■ Stated problem
All lines featuring the string "shadows" are to be listed.

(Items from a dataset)
= = =
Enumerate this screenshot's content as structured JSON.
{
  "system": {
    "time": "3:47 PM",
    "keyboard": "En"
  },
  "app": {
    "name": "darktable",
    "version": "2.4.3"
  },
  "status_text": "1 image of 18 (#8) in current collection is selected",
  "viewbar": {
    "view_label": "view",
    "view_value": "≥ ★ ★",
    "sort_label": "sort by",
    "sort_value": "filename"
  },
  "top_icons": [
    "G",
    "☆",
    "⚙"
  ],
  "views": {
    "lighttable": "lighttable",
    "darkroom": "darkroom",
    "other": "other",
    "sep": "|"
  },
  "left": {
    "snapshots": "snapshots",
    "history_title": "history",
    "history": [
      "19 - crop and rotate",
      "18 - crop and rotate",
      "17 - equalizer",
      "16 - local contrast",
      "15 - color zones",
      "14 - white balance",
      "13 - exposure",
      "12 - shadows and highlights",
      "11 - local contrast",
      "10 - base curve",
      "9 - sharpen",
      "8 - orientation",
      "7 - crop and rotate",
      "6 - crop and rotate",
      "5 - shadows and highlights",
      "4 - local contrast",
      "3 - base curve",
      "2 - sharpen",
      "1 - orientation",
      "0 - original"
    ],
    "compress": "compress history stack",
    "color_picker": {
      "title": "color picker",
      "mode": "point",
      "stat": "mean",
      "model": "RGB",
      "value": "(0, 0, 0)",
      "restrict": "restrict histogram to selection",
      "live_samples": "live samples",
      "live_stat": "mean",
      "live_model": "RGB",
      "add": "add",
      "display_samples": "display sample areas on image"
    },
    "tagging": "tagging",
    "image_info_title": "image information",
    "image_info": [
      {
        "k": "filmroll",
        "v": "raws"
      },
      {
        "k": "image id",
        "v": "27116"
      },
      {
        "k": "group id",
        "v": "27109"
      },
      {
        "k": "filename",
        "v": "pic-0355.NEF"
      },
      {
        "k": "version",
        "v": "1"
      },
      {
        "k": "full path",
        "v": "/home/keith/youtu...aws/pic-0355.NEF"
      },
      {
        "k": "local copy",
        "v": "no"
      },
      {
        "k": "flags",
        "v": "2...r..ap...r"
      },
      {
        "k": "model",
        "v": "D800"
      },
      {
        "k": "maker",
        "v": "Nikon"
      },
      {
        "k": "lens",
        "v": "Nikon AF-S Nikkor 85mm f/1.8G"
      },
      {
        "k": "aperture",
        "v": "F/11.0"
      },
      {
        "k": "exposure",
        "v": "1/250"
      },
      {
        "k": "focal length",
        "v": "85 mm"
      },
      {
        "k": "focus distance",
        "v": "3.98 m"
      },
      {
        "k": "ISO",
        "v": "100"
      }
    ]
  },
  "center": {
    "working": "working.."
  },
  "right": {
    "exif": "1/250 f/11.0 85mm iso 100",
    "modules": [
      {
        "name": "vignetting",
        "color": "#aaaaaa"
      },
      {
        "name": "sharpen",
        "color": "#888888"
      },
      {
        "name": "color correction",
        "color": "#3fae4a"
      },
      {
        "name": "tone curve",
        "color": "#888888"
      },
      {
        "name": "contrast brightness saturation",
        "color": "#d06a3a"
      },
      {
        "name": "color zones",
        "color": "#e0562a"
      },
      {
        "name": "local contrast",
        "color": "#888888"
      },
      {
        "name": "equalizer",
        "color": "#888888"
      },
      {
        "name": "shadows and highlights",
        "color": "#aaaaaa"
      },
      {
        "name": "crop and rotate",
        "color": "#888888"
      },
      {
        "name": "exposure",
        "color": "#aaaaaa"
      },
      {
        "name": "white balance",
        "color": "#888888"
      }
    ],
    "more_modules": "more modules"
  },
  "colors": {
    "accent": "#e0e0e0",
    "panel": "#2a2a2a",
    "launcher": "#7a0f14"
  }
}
= = =
■ Result for this task
      "12 - shadows and highlights",
      "5 - shadows and highlights",
        "name": "shadows and highlights",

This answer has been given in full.